SHORT TASK
Count each line below that has "title" anywhere in it. Answer with the total alone.
** Start **
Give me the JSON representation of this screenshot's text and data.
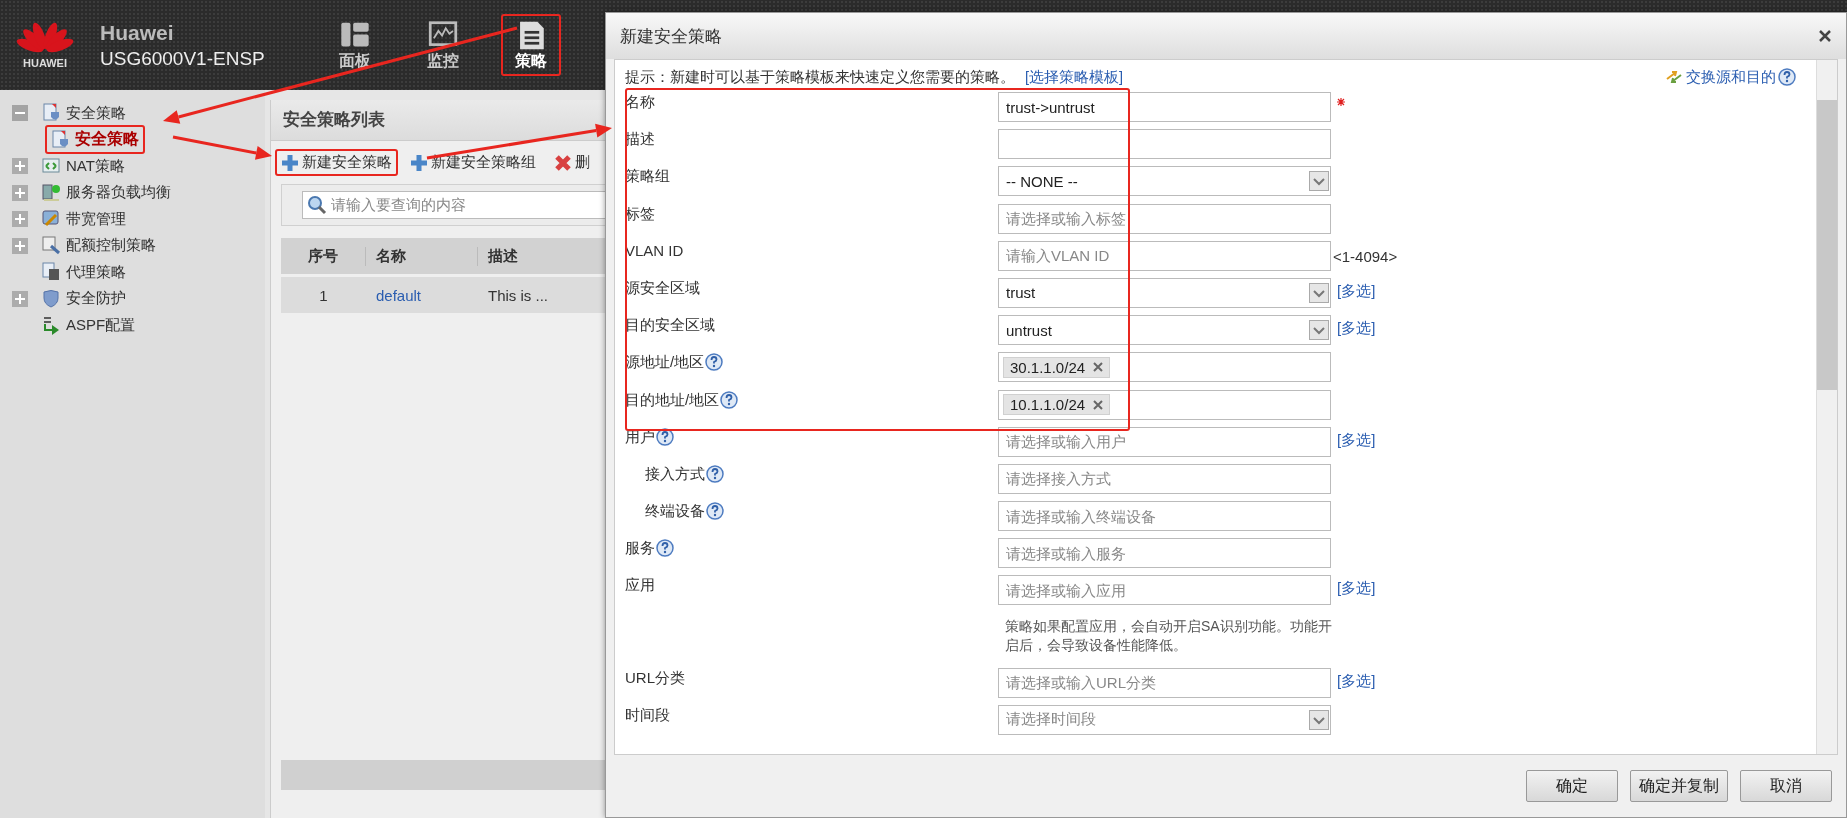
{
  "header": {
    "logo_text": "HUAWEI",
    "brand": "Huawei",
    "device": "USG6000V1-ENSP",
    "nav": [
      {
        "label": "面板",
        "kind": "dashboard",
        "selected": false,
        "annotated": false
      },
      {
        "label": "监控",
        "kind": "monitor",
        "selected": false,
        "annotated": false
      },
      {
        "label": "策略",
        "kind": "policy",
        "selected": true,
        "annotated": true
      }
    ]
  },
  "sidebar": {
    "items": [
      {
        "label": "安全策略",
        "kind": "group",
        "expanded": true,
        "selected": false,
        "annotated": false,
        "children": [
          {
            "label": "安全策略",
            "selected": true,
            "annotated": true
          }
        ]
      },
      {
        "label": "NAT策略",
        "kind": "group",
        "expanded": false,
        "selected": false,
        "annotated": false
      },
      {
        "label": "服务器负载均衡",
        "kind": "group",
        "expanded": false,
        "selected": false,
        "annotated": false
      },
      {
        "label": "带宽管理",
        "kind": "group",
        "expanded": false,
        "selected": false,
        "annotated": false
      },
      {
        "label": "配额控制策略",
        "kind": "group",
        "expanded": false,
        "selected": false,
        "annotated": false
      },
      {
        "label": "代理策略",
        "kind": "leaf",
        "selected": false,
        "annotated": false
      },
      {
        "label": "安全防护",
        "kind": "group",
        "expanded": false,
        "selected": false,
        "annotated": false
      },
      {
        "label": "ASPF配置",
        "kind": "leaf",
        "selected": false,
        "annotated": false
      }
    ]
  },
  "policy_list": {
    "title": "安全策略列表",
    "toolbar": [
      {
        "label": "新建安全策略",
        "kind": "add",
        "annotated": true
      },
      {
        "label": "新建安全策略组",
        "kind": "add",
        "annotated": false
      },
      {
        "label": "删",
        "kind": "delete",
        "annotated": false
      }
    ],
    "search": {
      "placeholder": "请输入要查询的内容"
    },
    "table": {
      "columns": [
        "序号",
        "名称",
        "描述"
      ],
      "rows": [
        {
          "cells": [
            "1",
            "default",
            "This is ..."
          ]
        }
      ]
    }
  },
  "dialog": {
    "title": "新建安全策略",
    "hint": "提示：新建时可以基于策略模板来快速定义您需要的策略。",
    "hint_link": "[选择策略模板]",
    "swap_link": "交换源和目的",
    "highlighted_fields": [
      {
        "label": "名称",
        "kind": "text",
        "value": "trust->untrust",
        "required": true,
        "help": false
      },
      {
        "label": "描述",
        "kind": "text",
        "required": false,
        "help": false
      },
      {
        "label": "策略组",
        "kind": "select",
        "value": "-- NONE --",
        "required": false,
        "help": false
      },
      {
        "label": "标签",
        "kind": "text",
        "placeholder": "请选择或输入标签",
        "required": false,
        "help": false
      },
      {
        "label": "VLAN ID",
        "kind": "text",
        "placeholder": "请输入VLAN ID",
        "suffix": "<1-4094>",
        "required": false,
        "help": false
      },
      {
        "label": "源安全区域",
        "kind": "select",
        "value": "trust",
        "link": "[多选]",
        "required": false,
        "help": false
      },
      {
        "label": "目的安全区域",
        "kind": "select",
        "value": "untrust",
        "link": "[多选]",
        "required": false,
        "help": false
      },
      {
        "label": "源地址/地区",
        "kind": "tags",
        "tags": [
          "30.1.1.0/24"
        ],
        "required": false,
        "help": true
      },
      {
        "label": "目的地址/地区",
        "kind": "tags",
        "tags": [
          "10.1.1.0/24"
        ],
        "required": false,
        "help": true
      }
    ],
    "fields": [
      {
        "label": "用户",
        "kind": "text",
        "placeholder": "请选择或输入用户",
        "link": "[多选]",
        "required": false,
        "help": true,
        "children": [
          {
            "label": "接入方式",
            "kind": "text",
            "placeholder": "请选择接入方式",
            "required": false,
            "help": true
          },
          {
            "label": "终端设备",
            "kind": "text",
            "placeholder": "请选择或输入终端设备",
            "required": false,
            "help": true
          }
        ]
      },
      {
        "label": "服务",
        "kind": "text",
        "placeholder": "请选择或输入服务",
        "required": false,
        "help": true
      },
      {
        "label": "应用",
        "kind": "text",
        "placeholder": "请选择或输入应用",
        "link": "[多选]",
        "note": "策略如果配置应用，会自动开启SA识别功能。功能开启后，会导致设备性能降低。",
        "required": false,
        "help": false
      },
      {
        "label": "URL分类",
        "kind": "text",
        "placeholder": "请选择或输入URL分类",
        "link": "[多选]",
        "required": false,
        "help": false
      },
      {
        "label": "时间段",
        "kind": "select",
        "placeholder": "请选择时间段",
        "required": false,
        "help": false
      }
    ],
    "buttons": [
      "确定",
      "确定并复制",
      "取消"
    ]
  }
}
** End **
** Start **
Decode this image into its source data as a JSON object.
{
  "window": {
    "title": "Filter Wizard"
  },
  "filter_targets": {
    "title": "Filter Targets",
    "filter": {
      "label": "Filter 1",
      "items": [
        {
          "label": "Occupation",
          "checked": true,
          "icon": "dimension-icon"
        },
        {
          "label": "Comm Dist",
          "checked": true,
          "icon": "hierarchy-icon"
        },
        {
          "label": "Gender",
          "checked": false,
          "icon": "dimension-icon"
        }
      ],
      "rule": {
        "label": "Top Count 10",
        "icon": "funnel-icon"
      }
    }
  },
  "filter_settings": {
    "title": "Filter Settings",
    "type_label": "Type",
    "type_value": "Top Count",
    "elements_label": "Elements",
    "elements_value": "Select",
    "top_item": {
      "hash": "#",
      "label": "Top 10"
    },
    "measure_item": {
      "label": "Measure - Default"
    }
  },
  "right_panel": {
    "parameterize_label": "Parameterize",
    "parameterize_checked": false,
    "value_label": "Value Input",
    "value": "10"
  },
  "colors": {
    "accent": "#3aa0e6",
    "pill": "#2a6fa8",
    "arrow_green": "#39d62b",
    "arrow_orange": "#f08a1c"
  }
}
** End **
EXERCISE OUTPUT
5